Goal:
Pick out the lines containing "nous".

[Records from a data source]
::::::
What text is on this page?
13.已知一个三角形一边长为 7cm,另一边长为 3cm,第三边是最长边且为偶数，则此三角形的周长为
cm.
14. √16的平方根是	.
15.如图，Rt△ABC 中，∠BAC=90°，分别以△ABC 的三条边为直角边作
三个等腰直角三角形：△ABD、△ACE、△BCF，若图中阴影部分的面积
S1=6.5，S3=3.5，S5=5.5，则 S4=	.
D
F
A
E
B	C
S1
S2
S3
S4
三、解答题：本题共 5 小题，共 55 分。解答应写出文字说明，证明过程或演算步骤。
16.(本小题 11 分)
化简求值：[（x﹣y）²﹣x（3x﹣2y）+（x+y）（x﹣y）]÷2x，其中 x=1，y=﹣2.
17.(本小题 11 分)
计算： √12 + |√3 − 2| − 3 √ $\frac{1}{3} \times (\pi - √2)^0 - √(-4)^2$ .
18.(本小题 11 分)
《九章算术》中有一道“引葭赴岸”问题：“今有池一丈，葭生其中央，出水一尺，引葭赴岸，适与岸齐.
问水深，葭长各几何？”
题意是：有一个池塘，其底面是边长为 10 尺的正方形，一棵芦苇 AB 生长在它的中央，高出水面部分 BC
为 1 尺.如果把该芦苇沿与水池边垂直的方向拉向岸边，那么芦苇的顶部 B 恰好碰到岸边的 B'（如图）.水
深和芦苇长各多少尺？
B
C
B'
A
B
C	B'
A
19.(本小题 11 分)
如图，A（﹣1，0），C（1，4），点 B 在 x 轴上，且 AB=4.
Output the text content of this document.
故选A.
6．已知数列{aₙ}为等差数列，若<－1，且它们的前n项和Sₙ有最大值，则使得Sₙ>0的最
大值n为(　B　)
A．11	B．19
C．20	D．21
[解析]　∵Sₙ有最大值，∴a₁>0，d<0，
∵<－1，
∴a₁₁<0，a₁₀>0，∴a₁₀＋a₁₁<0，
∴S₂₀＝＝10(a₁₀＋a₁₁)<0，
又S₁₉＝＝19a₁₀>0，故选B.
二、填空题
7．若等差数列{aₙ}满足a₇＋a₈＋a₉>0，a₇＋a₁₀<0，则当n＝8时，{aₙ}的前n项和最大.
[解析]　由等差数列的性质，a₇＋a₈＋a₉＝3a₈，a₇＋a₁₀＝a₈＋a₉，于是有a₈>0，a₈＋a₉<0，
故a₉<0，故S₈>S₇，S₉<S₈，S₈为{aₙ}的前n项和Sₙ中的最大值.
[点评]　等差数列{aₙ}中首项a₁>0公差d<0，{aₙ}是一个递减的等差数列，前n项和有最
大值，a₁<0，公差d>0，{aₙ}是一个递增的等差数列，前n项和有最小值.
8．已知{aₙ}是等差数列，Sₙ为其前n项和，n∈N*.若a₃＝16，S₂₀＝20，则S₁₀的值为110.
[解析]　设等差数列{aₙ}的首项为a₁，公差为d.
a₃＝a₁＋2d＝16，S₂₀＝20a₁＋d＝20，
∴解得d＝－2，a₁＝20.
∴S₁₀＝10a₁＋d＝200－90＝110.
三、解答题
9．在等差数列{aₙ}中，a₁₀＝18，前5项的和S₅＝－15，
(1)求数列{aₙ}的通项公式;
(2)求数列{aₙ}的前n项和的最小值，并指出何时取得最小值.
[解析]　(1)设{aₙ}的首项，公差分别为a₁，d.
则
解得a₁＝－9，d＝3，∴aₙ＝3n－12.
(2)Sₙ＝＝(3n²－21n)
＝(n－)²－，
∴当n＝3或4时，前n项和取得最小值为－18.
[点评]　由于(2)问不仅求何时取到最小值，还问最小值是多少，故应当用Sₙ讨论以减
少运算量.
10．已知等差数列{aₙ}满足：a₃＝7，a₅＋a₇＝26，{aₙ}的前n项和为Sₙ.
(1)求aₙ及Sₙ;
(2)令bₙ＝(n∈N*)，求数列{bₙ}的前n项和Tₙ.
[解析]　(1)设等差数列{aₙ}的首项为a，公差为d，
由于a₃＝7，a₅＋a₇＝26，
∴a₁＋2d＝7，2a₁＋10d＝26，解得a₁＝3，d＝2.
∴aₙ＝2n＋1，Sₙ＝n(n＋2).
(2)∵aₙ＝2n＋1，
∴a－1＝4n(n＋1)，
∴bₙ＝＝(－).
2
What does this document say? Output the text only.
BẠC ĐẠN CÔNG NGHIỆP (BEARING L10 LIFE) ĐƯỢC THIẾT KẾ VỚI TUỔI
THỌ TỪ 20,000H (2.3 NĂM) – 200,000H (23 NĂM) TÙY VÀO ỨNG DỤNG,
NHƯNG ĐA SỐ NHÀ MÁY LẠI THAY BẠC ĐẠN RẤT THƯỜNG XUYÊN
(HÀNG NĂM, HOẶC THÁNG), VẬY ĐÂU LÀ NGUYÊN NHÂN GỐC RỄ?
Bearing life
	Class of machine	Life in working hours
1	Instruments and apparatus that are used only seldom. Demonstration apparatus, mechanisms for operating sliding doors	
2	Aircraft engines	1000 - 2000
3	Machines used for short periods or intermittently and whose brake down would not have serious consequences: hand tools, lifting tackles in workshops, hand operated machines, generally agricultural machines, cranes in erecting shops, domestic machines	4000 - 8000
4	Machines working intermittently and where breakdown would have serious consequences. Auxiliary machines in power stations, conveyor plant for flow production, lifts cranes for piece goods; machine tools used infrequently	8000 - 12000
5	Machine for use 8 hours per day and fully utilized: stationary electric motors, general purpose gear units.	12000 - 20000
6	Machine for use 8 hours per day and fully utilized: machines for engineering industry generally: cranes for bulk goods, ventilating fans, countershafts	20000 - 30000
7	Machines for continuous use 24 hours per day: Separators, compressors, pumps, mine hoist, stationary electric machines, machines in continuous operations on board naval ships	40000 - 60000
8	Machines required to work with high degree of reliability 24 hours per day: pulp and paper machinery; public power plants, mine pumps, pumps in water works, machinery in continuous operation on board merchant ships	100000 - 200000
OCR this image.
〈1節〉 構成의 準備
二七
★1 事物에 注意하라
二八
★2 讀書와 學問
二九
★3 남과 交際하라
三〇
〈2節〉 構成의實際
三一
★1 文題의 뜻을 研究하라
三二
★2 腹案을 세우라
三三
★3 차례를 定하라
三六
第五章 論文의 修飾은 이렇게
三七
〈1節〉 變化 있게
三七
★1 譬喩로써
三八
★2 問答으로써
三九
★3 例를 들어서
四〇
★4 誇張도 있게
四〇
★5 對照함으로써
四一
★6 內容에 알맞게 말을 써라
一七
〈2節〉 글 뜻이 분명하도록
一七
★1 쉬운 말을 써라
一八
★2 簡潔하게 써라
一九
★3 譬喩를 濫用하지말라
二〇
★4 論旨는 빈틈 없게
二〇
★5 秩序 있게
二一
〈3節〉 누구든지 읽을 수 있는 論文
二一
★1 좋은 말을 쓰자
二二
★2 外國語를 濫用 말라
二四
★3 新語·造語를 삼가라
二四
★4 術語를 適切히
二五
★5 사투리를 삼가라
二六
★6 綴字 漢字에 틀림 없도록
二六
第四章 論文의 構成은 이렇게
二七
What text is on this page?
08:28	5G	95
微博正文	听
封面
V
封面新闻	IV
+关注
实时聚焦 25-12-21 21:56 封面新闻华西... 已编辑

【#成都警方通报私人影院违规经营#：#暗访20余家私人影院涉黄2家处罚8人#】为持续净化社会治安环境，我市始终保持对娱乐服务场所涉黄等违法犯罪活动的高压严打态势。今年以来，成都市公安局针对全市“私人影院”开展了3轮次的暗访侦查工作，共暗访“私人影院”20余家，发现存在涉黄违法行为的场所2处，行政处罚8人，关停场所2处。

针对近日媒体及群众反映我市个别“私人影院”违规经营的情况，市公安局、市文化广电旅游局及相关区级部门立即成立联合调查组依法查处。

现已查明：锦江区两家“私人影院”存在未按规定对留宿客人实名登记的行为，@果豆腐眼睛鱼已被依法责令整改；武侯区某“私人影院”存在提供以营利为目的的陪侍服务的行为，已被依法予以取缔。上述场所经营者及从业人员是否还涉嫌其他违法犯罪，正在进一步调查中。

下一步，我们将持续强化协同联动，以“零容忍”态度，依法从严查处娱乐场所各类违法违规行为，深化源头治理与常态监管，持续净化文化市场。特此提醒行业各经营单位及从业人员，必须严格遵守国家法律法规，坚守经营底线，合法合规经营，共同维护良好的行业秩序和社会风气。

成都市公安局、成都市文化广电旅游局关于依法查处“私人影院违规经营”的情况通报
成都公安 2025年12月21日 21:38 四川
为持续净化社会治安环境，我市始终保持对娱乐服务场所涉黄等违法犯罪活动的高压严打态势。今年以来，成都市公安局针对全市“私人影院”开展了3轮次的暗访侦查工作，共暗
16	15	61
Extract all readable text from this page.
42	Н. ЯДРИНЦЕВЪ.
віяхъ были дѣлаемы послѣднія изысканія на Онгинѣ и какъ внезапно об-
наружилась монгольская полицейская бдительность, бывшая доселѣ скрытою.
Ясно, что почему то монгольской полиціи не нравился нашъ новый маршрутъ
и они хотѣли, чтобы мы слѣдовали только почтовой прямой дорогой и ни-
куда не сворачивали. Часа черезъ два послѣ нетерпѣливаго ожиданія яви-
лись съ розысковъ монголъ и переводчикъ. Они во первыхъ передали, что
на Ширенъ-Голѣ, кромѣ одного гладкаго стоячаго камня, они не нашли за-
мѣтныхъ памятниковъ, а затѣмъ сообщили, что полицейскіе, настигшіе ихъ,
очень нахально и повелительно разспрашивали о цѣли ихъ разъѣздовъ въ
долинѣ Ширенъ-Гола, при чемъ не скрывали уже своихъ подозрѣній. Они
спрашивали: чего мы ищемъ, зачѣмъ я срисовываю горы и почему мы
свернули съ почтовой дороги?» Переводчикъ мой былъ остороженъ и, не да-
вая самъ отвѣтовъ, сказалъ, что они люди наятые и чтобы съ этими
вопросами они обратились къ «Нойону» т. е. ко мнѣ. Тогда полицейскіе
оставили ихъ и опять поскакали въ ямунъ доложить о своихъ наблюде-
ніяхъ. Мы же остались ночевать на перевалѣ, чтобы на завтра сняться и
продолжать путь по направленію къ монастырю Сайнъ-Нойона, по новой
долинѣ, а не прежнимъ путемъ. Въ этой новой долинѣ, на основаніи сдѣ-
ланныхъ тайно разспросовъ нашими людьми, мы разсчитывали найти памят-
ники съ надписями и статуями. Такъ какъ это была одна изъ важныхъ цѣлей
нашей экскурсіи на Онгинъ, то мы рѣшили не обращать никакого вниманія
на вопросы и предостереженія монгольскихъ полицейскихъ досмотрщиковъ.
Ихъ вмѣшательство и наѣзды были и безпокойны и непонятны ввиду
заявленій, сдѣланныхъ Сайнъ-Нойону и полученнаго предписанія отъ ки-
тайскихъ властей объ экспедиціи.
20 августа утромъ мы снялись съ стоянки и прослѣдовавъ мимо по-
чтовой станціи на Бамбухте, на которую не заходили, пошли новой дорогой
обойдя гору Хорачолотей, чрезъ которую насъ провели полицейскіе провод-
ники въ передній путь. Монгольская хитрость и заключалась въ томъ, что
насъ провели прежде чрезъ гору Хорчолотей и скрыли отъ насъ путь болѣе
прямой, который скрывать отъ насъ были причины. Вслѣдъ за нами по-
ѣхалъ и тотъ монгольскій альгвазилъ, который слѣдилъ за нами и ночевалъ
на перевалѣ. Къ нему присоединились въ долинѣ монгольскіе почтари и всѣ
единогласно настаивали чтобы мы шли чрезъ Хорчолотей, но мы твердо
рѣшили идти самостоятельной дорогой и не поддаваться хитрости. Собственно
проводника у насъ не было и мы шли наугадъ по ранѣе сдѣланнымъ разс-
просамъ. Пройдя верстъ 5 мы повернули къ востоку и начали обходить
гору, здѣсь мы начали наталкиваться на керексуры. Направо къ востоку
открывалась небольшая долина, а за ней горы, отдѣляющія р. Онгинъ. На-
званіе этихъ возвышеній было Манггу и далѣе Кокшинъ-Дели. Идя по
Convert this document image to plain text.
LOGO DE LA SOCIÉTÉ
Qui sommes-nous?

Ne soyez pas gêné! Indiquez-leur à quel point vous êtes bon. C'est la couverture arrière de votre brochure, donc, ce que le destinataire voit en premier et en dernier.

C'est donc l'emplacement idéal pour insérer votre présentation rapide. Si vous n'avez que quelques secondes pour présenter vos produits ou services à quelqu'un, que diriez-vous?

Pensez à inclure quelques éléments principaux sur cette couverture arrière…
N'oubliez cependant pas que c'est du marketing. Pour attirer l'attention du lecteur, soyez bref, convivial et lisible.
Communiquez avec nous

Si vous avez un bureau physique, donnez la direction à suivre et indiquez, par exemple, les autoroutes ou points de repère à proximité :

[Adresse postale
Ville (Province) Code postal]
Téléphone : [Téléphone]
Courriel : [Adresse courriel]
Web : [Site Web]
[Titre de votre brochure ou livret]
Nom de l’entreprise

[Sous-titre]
::::::
Exercise response:
Qui sommes-nous?
Communiquez avec nous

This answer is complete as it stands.